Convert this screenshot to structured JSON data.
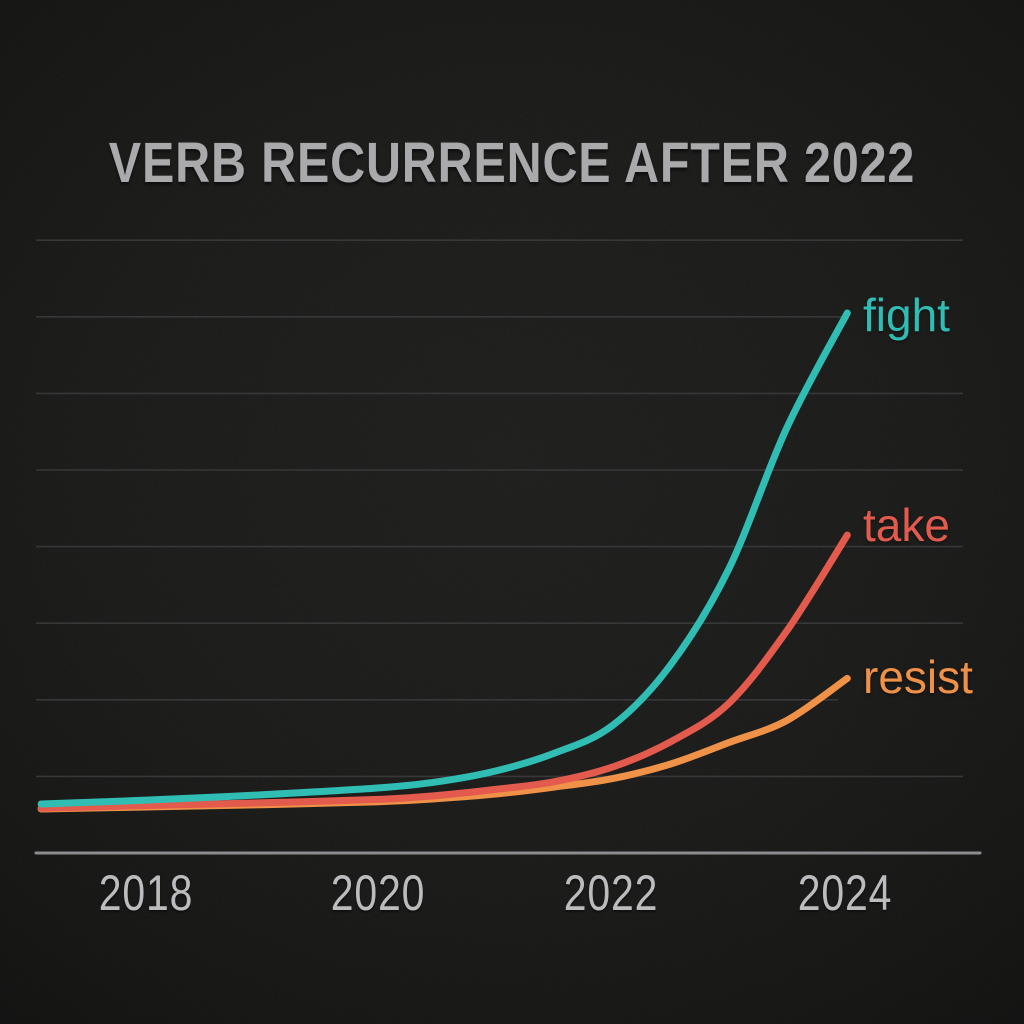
{
  "title": "VERB RECURRENCE AFTER 2022",
  "colors": {
    "background": "#101010",
    "title_text": "#a6a6a8",
    "tick_text": "#b9b9bb",
    "gridline": "#2d2d2f",
    "axis_line": "#87878b"
  },
  "chart_data": {
    "type": "line",
    "title": "VERB RECURRENCE AFTER 2022",
    "xlabel": "",
    "ylabel": "",
    "grid": "horizontal-only",
    "legend_position": "inline-right-of-line-ends",
    "x_range": [
      2017.1,
      2024.02
    ],
    "ylim": [
      0,
      8
    ],
    "y_axis_labeled": false,
    "xticks": [
      "2018",
      "2020",
      "2022",
      "2024"
    ],
    "xtick_years": [
      2018,
      2020,
      2022,
      2024
    ],
    "x": [
      2017.1,
      2018,
      2019,
      2020,
      2020.5,
      2021,
      2021.5,
      2022,
      2022.5,
      2023,
      2023.5,
      2024.02
    ],
    "series": [
      {
        "name": "fight",
        "color": "#25bab0",
        "values": [
          0.64,
          0.69,
          0.76,
          0.85,
          0.93,
          1.07,
          1.3,
          1.66,
          2.45,
          3.7,
          5.55,
          7.05
        ]
      },
      {
        "name": "take",
        "color": "#e25244",
        "values": [
          0.585,
          0.62,
          0.655,
          0.7,
          0.75,
          0.83,
          0.93,
          1.12,
          1.45,
          1.95,
          2.9,
          4.15
        ]
      },
      {
        "name": "resist",
        "color": "#ef8c3e",
        "values": [
          0.575,
          0.6,
          0.63,
          0.67,
          0.71,
          0.77,
          0.86,
          0.97,
          1.16,
          1.44,
          1.73,
          2.28
        ]
      }
    ]
  }
}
******
▶ _WHAT THIS TASK INVOLVES_
Identify the lines in the entries that hold "VERB" and return each one.

▶ _RESULT OF THE EXERCISE_
  "title": "VERB RECURRENCE AFTER 2022",
    "title": "VERB RECURRENCE AFTER 2022",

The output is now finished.